┌─ TASK MATERIAL

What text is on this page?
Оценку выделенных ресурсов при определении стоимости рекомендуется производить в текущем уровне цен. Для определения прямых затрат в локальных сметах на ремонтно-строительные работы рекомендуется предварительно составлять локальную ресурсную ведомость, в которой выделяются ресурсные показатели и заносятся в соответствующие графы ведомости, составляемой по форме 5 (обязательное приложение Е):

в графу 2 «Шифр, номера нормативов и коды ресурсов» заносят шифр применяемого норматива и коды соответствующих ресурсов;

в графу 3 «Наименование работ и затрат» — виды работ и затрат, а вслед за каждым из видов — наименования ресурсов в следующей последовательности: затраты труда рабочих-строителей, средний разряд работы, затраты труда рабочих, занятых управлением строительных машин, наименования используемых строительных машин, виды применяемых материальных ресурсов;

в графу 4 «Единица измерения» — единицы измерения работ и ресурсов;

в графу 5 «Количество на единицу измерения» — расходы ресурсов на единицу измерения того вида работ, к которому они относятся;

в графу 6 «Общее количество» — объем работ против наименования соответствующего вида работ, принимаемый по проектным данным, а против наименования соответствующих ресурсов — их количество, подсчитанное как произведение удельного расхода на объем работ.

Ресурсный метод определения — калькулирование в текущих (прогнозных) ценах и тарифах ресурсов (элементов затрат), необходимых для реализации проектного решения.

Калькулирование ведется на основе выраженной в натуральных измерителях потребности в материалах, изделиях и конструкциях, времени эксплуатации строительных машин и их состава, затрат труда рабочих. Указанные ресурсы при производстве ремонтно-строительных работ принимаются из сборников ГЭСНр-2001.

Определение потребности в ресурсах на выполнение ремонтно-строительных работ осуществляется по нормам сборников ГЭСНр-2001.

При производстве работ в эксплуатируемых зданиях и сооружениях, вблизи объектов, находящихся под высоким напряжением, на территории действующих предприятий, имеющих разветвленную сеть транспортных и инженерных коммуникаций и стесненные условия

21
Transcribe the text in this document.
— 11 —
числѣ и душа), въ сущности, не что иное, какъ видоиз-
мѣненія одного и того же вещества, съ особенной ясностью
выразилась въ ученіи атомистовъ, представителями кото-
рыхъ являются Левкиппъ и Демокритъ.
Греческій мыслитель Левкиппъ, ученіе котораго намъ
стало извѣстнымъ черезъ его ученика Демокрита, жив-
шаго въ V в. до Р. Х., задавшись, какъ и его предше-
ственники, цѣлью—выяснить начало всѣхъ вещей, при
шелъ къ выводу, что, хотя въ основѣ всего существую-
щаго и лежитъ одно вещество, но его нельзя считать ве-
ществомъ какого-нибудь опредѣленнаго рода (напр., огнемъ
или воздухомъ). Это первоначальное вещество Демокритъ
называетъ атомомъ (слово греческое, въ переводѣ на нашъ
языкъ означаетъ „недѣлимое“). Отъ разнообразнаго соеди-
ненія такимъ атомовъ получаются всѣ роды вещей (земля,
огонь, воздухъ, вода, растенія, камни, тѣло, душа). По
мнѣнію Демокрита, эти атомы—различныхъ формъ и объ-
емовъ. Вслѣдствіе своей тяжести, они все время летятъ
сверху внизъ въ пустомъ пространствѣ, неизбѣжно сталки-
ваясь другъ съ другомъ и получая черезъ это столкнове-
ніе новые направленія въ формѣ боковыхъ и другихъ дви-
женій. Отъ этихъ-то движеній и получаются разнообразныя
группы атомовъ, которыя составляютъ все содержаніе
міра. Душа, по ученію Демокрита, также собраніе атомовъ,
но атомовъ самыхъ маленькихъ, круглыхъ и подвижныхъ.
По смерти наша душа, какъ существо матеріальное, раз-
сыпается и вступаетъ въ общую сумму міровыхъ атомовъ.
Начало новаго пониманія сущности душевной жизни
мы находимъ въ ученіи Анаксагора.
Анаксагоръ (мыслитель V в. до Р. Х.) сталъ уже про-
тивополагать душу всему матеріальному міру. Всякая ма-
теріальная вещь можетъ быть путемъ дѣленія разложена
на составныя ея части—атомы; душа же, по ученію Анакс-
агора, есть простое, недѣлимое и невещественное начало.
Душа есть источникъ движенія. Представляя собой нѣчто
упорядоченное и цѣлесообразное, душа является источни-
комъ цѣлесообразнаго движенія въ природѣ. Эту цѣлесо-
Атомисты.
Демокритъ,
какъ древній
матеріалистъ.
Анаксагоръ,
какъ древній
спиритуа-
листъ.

└─

Return every line of the material exactly.

**EXPECTED ANSWER**
What text is on this page?
Оценку выделенных ресурсов при определении стоимости рекомендуется производить в текущем уровне цен. Для определения прямых затрат в локальных сметах на ремонтно-строительные работы рекомендуется предварительно составлять локальную ресурсную ведомость, в которой выделяются ресурсные показатели и заносятся в соответствующие графы ведомости, составляемой по форме 5 (обязательное приложение Е):

в графу 2 «Шифр, номера нормативов и коды ресурсов» заносят шифр применяемого норматива и коды соответствующих ресурсов;

в графу 3 «Наименование работ и затрат» — виды работ и затрат, а вслед за каждым из видов — наименования ресурсов в следующей последовательности: затраты труда рабочих-строителей, средний разряд работы, затраты труда рабочих, занятых управлением строительных машин, наименования используемых строительных машин, виды применяемых материальных ресурсов;

в графу 4 «Единица измерения» — единицы измерения работ и ресурсов;

в графу 5 «Количество на единицу измерения» — расходы ресурсов на единицу измерения того вида работ, к которому они относятся;

в графу 6 «Общее количество» — объем работ против наименования соответствующего вида работ, принимаемый по проектным данным, а против наименования соответствующих ресурсов — их количество, подсчитанное как произведение удельного расхода на объем работ.

Ресурсный метод определения — калькулирование в текущих (прогнозных) ценах и тарифах ресурсов (элементов затрат), необходимых для реализации проектного решения.

Калькулирование ведется на основе выраженной в натуральных измерителях потребности в материалах, изделиях и конструкциях, времени эксплуатации строительных машин и их состава, затрат труда рабочих. Указанные ресурсы при производстве ремонтно-строительных работ принимаются из сборников ГЭСНр-2001.

Определение потребности в ресурсах на выполнение ремонтно-строительных работ осуществляется по нормам сборников ГЭСНр-2001.

При производстве работ в эксплуатируемых зданиях и сооружениях, вблизи объектов, находящихся под высоким напряжением, на территории действующих предприятий, имеющих разветвленную сеть транспортных и инженерных коммуникаций и стесненные условия

21
Transcribe the text in this document.
— 11 —
числѣ и душа), въ сущности, не что иное, какъ видоиз-
мѣненія одного и того же вещества, съ особенной ясностью
выразилась въ ученіи атомистовъ, представителями кото-
рыхъ являются Левкиппъ и Демокритъ.
Греческій мыслитель Левкиппъ, ученіе котораго намъ
стало извѣстнымъ черезъ его ученика Демокрита, жив-
шаго въ V в. до Р. Х., задавшись, какъ и его предше-
ственники, цѣлью—выяснить начало всѣхъ вещей, при
шелъ къ выводу, что, хотя въ основѣ всего существую-
щаго и лежитъ одно вещество, но его нельзя считать ве-
ществомъ какого-нибудь опредѣленнаго рода (напр., огнемъ
или воздухомъ). Это первоначальное вещество Демокритъ
называетъ атомомъ (слово греческое, въ переводѣ на нашъ
языкъ означаетъ „недѣлимое“). Отъ разнообразнаго соеди-
ненія такимъ атомовъ получаются всѣ роды вещей (земля,
огонь, воздухъ, вода, растенія, камни, тѣло, душа). По
мнѣнію Демокрита, эти атомы—различныхъ формъ и объ-
емовъ. Вслѣдствіе своей тяжести, они все время летятъ
сверху внизъ въ пустомъ пространствѣ, неизбѣжно сталки-
ваясь другъ съ другомъ и получая черезъ это столкнове-
ніе новые направленія въ формѣ боковыхъ и другихъ дви-
женій. Отъ этихъ-то движеній и получаются разнообразныя
группы атомовъ, которыя составляютъ все содержаніе
міра. Душа, по ученію Демокрита, также собраніе атомовъ,
но атомовъ самыхъ маленькихъ, круглыхъ и подвижныхъ.
По смерти наша душа, какъ существо матеріальное, раз-
сыпается и вступаетъ въ общую сумму міровыхъ атомовъ.
Начало новаго пониманія сущности душевной жизни
мы находимъ въ ученіи Анаксагора.
Анаксагоръ (мыслитель V в. до Р. Х.) сталъ уже про-
тивополагать душу всему матеріальному міру. Всякая ма-
теріальная вещь можетъ быть путемъ дѣленія разложена
на составныя ея части—атомы; душа же, по ученію Анакс-
агора, есть простое, недѣлимое и невещественное начало.
Душа есть источникъ движенія. Представляя собой нѣчто
упорядоченное и цѣлесообразное, душа является источни-
комъ цѣлесообразнаго движенія въ природѣ. Эту цѣлесо-
Атомисты.
Демокритъ,
какъ древній
матеріалистъ.
Анаксагоръ,
какъ древній
спиритуа-
листъ.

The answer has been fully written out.